== DETALHES DO PROBLEMA ==
Segundo o trecho sobre a digitalização do setor elétrico, que órgão divulgou o estudo?

== TRECHO DA FONTE ==

****

Há também a expectativa de que, na medida em que uma frota de automóveis for se digitalizando e eletrificando, as baterias dos carros sirvam também de backup em situações de falta de energia nas residências, evitando que equipamentos vitais como respiradores ou mesmo geladeiras e freezers deixem de funcionar.

O que diz o estudo

O estudo divulgado pelo Ministério de Minas e Energia indica alguns desafios básicos, técnicos e de infraestrutura de rede, para que o Brasil avance na digitalização dos serviços oferecidos pelas companhias elétricas. 

Um deles está relacionado à “necessidade de efetividade da comunicação entre o ponto de medição e a distribuidora [necessidade de um sistema bidirecional de comunicação, o gerenciamento deste sistema dentro do negócio de energia], e seus custos associados [quem pagará o investimento e como ele deve ser articulado entre as diversas possibilidades e players]”.

Outro desafio é o país promover uma “modernização regulatória e legal da concessão de distribuição de energia, para exigir, incentivar e monitorar a digitalização em toda a cadeia de negócios de energia”, de forma a evoluir o “status quo atual das condicionantes operacionais” das distribuidoras de energia, e oferecer “mais serviços e soluções energéticas, com modelos participativos e reconhecendo as interferências de novos mecanismos de comercialização da energia possivelmente infiltrados e competindo em sua cadeia de fornecimento”.

Segurança cibernética

O estudo apresenta, ainda, alguns riscos que devem ser levados em conta, de forma a evitar problemas como o mau uso dos dados obtidos dos clientes. A questão da confidencialidade de dados é algo a ser considerado, uma vez que “todo processo que se digitaliza se torna também alvo”. “Precisamos ter cuidados com relação a isso. Trata-se de uma discussão pertinente que precisa ser trabalhada”, segundo o diretor, destacado pelo ministério para explicar o estudo que aborda o tema.

****

== INFORMAÇÕES EXIBIDAS ==
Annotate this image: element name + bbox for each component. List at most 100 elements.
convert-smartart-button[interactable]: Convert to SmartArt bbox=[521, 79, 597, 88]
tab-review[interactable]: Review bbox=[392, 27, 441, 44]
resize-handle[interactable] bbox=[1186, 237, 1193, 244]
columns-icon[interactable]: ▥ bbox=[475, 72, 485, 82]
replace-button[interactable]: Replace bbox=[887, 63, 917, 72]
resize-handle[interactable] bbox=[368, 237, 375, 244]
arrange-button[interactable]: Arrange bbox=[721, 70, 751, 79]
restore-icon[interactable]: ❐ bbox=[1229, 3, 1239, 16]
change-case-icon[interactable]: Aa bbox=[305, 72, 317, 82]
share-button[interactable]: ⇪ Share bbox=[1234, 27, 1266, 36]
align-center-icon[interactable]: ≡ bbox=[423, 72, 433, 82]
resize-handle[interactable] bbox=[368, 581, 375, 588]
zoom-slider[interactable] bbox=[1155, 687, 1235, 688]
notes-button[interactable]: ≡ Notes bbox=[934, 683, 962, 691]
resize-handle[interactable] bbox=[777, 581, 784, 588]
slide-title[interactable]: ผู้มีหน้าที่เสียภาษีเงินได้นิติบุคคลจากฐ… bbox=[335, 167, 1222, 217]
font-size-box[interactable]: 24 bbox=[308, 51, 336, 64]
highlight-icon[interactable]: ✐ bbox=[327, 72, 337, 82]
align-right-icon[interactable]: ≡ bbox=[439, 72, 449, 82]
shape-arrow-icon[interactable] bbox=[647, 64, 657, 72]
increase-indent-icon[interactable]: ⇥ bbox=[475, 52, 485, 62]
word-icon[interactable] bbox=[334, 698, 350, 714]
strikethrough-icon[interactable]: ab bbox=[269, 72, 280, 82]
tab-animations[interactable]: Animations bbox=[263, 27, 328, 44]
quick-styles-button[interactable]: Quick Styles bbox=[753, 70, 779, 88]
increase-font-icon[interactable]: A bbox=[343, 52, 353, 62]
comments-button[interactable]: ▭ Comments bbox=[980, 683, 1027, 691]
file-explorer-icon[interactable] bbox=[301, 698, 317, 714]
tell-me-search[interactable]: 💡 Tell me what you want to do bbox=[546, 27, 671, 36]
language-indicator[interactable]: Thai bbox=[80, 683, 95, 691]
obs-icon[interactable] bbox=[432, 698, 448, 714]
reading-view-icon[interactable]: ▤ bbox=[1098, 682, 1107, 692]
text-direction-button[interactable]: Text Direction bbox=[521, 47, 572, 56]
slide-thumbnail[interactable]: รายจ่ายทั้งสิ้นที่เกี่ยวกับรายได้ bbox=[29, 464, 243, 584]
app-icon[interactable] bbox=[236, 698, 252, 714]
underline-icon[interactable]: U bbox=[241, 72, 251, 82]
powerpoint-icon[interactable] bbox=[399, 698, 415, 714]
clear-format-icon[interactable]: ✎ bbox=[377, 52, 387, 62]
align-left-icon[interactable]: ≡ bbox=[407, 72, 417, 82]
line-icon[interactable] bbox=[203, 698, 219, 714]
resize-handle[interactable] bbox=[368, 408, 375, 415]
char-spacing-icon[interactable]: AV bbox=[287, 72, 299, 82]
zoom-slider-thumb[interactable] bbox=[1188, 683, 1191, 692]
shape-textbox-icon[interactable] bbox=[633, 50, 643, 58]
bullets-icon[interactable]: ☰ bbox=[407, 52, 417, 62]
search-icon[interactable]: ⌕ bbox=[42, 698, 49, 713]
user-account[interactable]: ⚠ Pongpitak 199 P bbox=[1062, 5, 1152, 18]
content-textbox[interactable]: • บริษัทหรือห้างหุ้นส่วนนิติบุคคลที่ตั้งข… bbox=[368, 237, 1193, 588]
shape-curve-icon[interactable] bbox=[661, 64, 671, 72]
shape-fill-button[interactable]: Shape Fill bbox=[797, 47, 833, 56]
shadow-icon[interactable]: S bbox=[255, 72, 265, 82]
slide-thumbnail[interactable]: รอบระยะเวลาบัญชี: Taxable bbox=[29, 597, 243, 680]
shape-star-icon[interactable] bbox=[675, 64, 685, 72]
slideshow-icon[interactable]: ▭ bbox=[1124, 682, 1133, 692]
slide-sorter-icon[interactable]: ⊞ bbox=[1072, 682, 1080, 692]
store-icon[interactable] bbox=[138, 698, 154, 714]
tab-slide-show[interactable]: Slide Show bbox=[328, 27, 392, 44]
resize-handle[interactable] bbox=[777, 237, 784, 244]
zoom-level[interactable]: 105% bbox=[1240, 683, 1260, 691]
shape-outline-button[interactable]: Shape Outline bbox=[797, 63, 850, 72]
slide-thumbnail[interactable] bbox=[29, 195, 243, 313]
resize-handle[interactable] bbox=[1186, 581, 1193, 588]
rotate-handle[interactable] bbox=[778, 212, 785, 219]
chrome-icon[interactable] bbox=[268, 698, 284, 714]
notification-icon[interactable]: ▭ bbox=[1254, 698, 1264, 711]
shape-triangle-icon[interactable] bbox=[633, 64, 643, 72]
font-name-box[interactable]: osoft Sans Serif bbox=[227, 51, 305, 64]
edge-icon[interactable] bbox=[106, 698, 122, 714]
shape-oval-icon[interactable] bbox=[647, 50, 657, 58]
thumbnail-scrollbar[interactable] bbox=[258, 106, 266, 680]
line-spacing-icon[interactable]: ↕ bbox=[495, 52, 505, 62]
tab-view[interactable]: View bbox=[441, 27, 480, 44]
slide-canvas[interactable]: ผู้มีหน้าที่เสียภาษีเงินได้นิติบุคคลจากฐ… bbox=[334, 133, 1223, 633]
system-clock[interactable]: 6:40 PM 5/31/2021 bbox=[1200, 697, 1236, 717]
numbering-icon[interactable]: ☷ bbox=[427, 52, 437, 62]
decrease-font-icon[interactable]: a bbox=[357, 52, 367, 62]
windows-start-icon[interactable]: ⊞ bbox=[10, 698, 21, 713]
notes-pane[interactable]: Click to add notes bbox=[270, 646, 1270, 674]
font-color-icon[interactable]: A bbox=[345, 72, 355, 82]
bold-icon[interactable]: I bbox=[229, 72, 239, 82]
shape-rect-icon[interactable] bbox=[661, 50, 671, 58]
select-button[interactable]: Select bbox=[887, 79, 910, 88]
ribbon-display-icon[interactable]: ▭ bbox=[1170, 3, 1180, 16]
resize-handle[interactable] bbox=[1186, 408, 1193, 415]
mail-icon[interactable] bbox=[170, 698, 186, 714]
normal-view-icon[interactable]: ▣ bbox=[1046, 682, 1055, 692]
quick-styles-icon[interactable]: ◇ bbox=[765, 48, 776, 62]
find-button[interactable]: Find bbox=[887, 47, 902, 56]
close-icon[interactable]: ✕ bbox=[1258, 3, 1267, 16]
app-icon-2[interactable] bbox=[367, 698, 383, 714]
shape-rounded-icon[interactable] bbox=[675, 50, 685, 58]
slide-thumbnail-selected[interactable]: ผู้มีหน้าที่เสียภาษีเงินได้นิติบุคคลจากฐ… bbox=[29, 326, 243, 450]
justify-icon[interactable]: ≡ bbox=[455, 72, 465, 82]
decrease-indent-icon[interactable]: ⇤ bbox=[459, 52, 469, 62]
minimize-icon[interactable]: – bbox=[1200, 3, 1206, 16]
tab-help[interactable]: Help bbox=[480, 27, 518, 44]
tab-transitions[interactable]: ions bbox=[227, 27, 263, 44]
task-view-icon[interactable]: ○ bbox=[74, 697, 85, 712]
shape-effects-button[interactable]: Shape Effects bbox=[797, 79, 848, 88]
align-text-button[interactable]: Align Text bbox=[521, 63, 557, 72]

****

== RESPOSTA ESCRITA ==
O Ministério de Minas e Energia.